• INPUT RECORDS
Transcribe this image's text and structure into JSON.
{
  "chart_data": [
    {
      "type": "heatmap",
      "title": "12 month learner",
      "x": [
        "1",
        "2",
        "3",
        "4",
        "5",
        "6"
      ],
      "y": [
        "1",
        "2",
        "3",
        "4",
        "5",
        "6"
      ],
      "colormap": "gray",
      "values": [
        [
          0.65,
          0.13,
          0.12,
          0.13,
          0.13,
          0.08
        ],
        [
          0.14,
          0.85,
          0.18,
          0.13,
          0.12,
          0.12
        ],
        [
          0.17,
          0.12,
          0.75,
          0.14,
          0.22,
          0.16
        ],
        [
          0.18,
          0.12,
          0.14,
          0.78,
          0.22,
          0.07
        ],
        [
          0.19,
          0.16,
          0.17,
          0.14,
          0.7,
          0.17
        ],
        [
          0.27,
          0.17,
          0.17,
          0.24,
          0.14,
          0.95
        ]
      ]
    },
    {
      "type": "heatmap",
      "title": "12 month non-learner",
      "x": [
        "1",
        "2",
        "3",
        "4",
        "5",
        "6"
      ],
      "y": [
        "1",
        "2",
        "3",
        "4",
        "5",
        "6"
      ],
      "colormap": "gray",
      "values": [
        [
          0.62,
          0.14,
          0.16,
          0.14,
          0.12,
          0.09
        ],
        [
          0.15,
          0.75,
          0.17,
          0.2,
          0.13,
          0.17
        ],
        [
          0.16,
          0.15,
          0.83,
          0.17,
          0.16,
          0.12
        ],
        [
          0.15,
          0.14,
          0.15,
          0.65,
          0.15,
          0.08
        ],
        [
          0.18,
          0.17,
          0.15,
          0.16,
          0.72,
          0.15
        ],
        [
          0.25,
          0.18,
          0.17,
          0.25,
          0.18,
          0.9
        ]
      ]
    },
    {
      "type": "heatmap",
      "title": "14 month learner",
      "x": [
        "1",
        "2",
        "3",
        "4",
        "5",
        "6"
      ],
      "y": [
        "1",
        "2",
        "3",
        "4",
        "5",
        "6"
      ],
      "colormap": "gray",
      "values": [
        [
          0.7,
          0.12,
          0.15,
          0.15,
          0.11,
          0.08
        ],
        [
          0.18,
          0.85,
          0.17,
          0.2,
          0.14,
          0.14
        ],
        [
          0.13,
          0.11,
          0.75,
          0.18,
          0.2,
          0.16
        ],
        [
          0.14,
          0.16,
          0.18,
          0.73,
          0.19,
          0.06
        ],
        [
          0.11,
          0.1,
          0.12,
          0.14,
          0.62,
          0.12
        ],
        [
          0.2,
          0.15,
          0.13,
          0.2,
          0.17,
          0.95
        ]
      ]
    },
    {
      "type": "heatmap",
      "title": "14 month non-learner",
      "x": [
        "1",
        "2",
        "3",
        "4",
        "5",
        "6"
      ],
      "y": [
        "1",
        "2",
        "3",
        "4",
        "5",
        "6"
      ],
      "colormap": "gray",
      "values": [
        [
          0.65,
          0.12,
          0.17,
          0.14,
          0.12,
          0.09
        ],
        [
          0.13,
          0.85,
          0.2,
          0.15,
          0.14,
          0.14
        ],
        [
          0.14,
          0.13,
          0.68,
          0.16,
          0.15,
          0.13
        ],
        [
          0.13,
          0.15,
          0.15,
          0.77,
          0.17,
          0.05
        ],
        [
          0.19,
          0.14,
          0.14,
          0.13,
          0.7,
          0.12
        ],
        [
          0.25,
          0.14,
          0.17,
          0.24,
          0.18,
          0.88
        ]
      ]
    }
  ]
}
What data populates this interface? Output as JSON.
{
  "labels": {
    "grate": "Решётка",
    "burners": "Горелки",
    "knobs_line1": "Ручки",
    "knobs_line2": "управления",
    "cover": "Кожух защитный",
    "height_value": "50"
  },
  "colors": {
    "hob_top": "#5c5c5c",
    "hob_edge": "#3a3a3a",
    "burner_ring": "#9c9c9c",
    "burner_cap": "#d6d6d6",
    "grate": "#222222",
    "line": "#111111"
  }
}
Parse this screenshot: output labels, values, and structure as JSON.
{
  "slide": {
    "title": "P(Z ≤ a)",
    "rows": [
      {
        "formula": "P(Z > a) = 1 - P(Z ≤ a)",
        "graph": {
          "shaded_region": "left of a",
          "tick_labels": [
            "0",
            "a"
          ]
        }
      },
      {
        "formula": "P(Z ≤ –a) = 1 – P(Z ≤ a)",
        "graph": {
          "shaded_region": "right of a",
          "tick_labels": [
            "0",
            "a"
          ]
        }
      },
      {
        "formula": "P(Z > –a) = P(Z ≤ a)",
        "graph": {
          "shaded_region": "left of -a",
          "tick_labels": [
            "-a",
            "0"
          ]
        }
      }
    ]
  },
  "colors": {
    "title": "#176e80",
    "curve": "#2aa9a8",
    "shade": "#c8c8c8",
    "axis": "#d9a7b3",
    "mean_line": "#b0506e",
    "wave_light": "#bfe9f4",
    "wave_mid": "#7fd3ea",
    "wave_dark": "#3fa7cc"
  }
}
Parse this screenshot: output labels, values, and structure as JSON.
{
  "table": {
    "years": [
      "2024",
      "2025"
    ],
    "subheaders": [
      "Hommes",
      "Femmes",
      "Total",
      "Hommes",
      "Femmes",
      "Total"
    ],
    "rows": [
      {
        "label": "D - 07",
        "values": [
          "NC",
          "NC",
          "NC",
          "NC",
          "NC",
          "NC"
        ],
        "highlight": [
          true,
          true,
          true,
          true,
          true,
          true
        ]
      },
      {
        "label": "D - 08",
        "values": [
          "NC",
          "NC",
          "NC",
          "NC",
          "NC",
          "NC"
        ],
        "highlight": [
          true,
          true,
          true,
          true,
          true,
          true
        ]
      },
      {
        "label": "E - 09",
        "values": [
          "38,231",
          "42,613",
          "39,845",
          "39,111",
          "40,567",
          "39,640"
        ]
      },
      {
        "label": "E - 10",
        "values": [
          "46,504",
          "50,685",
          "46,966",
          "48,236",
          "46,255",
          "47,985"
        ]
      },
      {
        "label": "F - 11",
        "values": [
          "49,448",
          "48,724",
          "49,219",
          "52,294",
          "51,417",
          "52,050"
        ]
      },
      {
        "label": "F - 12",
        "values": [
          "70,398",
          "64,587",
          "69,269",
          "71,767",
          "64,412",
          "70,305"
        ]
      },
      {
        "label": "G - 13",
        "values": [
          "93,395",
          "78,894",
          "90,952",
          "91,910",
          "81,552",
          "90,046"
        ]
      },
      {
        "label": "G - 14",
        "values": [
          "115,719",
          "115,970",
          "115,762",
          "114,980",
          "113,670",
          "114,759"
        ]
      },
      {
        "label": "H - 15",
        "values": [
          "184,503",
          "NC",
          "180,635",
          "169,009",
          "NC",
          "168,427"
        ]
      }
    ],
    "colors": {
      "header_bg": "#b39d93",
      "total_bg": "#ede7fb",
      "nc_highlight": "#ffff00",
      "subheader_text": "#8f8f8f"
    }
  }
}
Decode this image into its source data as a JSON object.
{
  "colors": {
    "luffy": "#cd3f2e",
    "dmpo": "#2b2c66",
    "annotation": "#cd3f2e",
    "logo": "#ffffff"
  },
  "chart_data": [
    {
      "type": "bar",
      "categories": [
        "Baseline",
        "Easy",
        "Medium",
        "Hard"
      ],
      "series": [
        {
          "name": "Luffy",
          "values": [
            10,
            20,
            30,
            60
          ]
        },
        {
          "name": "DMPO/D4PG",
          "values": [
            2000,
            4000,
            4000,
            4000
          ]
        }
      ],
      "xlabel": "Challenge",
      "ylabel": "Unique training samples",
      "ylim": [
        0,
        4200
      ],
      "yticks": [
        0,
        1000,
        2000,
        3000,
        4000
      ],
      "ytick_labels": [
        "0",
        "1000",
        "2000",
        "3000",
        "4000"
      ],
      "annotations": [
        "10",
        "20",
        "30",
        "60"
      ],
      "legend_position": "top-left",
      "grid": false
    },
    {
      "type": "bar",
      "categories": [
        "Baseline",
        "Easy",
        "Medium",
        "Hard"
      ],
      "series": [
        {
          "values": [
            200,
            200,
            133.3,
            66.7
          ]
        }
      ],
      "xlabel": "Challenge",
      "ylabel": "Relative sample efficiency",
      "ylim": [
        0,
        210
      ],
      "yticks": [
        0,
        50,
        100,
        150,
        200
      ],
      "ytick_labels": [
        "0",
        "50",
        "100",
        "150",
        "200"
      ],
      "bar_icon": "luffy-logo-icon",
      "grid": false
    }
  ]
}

• WRITTEN EXERCISE
Sift through the entries and copy every line with "formula".

• FINISHED ANSWER
        "formula": "P(Z > a) = 1 - P(Z ≤ a)",
        "formula": "P(Z ≤ –a) = 1 – P(Z ≤ a)",
        "formula": "P(Z > –a) = P(Z ≤ a)",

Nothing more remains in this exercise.